Will you give every entry again exactly as it stands?

| Records contained in a dataset |
--- Begin ---

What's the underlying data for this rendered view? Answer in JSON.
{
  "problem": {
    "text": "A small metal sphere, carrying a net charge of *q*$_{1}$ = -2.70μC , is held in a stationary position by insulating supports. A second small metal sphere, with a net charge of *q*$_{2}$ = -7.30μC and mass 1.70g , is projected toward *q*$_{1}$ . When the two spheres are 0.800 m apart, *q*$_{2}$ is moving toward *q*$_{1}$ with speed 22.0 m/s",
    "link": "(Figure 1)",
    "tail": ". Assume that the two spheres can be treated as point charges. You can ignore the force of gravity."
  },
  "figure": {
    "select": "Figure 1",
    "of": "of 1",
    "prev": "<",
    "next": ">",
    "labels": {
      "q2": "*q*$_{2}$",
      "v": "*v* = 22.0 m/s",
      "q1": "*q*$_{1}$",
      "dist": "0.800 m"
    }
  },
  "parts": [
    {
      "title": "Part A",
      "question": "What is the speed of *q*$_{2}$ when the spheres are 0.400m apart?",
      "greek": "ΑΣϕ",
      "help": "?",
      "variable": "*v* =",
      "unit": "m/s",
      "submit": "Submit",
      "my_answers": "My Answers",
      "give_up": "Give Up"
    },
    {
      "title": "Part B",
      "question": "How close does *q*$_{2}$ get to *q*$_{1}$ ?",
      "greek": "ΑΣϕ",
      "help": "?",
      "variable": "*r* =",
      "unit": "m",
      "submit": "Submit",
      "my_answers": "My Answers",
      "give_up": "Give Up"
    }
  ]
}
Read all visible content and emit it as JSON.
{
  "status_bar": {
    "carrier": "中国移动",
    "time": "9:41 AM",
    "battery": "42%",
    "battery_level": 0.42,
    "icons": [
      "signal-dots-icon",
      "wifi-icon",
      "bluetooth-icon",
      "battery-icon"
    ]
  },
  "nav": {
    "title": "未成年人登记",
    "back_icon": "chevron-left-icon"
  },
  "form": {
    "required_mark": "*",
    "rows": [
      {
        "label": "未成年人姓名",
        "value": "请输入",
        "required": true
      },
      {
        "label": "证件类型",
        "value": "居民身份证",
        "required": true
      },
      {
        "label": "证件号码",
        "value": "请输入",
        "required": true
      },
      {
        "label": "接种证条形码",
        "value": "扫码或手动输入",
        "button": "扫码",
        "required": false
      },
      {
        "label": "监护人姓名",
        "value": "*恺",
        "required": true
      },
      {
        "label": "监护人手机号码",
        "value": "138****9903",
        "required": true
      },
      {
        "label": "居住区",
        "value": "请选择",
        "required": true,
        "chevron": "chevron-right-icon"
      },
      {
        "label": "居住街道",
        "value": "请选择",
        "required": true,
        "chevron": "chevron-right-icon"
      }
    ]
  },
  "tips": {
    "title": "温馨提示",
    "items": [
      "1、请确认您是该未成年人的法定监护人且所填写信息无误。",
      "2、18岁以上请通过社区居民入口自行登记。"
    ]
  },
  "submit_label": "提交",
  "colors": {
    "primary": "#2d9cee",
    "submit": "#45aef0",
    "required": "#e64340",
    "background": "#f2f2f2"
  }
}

--- End ---

| OUTPUT FOR THIS TASK |
What's the underlying data for this rendered view? Answer in JSON.
{
  "problem": {
    "text": "A small metal sphere, carrying a net charge of *q*$_{1}$ = -2.70μC , is held in a stationary position by insulating supports. A second small metal sphere, with a net charge of *q*$_{2}$ = -7.30μC and mass 1.70g , is projected toward *q*$_{1}$ . When the two spheres are 0.800 m apart, *q*$_{2}$ is moving toward *q*$_{1}$ with speed 22.0 m/s",
    "link": "(Figure 1)",
    "tail": ". Assume that the two spheres can be treated as point charges. You can ignore the force of gravity."
  },
  "figure": {
    "select": "Figure 1",
    "of": "of 1",
    "prev": "<",
    "next": ">",
    "labels": {
      "q2": "*q*$_{2}$",
      "v": "*v* = 22.0 m/s",
      "q1": "*q*$_{1}$",
      "dist": "0.800 m"
    }
  },
  "parts": [
    {
      "title": "Part A",
      "question": "What is the speed of *q*$_{2}$ when the spheres are 0.400m apart?",
      "greek": "ΑΣϕ",
      "help": "?",
      "variable": "*v* =",
      "unit": "m/s",
      "submit": "Submit",
      "my_answers": "My Answers",
      "give_up": "Give Up"
    },
    {
      "title": "Part B",
      "question": "How close does *q*$_{2}$ get to *q*$_{1}$ ?",
      "greek": "ΑΣϕ",
      "help": "?",
      "variable": "*r* =",
      "unit": "m",
      "submit": "Submit",
      "my_answers": "My Answers",
      "give_up": "Give Up"
    }
  ]
}
Read all visible content and emit it as JSON.
{
  "status_bar": {
    "carrier": "中国移动",
    "time": "9:41 AM",
    "battery": "42%",
    "battery_level": 0.42,
    "icons": [
      "signal-dots-icon",
      "wifi-icon",
      "bluetooth-icon",
      "battery-icon"
    ]
  },
  "nav": {
    "title": "未成年人登记",
    "back_icon": "chevron-left-icon"
  },
  "form": {
    "required_mark": "*",
    "rows": [
      {
        "label": "未成年人姓名",
        "value": "请输入",
        "required": true
      },
      {
        "label": "证件类型",
        "value": "居民身份证",
        "required": true
      },
      {
        "label": "证件号码",
        "value": "请输入",
        "required": true
      },
      {
        "label": "接种证条形码",
        "value": "扫码或手动输入",
        "button": "扫码",
        "required": false
      },
      {
        "label": "监护人姓名",
        "value": "*恺",
        "required": true
      },
      {
        "label": "监护人手机号码",
        "value": "138****9903",
        "required": true
      },
      {
        "label": "居住区",
        "value": "请选择",
        "required": true,
        "chevron": "chevron-right-icon"
      },
      {
        "label": "居住街道",
        "value": "请选择",
        "required": true,
        "chevron": "chevron-right-icon"
      }
    ]
  },
  "tips": {
    "title": "温馨提示",
    "items": [
      "1、请确认您是该未成年人的法定监护人且所填写信息无误。",
      "2、18岁以上请通过社区居民入口自行登记。"
    ]
  },
  "submit_label": "提交",
  "colors": {
    "primary": "#2d9cee",
    "submit": "#45aef0",
    "required": "#e64340",
    "background": "#f2f2f2"
  }
}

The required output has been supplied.